### WHAT IS REQUIRED:
In the entries below, rewrite everything from the line containing "List each element" down to the line containing "value-label-education: 13.6% <box>494" as a numbered list, with blank lines dropped and the pictures left out.

::: DATA TO PROCESS :::

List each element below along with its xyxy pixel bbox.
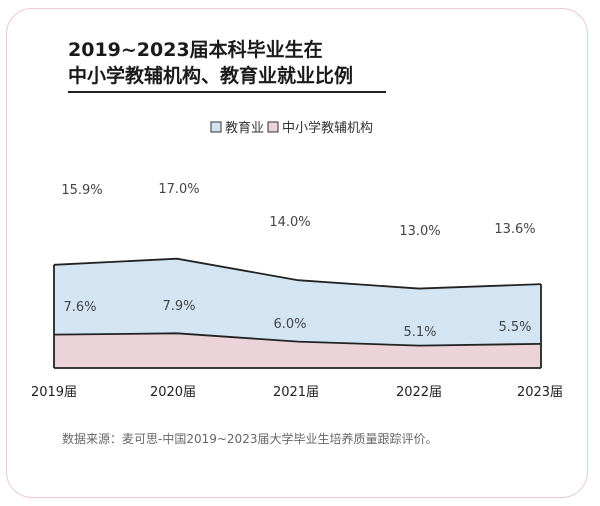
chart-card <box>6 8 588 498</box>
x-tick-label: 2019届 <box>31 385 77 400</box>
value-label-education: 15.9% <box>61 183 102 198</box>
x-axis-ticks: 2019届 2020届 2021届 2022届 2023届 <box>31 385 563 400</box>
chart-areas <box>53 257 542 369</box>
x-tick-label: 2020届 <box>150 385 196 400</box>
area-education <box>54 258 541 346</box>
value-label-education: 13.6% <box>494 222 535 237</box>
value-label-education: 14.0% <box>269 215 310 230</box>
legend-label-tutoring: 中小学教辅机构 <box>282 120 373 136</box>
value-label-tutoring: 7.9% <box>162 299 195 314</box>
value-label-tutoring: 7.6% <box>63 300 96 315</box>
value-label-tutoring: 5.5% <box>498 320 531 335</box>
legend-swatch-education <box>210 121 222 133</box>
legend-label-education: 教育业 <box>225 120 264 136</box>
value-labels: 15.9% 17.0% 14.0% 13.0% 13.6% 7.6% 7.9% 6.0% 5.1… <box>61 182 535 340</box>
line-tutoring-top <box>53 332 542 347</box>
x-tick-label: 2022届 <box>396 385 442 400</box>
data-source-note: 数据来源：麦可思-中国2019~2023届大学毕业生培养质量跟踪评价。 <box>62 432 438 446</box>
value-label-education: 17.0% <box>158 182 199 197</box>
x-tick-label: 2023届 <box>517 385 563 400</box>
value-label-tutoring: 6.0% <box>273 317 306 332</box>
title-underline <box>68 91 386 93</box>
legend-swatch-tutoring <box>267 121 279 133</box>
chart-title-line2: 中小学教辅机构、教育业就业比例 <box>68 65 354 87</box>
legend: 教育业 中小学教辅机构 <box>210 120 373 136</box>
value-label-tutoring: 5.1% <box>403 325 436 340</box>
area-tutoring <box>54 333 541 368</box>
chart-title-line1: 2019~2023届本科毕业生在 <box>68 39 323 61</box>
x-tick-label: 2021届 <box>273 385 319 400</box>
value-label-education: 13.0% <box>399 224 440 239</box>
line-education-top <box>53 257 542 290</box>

:::
::: DATA TO PROCESS :::

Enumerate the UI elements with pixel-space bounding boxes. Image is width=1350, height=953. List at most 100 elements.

:::

### ANSWER FOR THIS EXERCISE:
1. List each element below along with its xyxy pixel bbox.
2. chart-card <box>6 8 588 498</box>
3. x-tick-label: 2019届 <box>31 385 77 400</box>
4. value-label-education: 15.9% <box>61 183 102 198</box>
5. x-axis-ticks: 2019届 2020届 2021届 2022届 2023届 <box>31 385 563 400</box>
6. chart-areas <box>53 257 542 369</box>
7. x-tick-label: 2020届 <box>150 385 196 400</box>
8. area-education <box>54 258 541 346</box>
9. value-label-education: 13.6% <box>494 222 535 237</box>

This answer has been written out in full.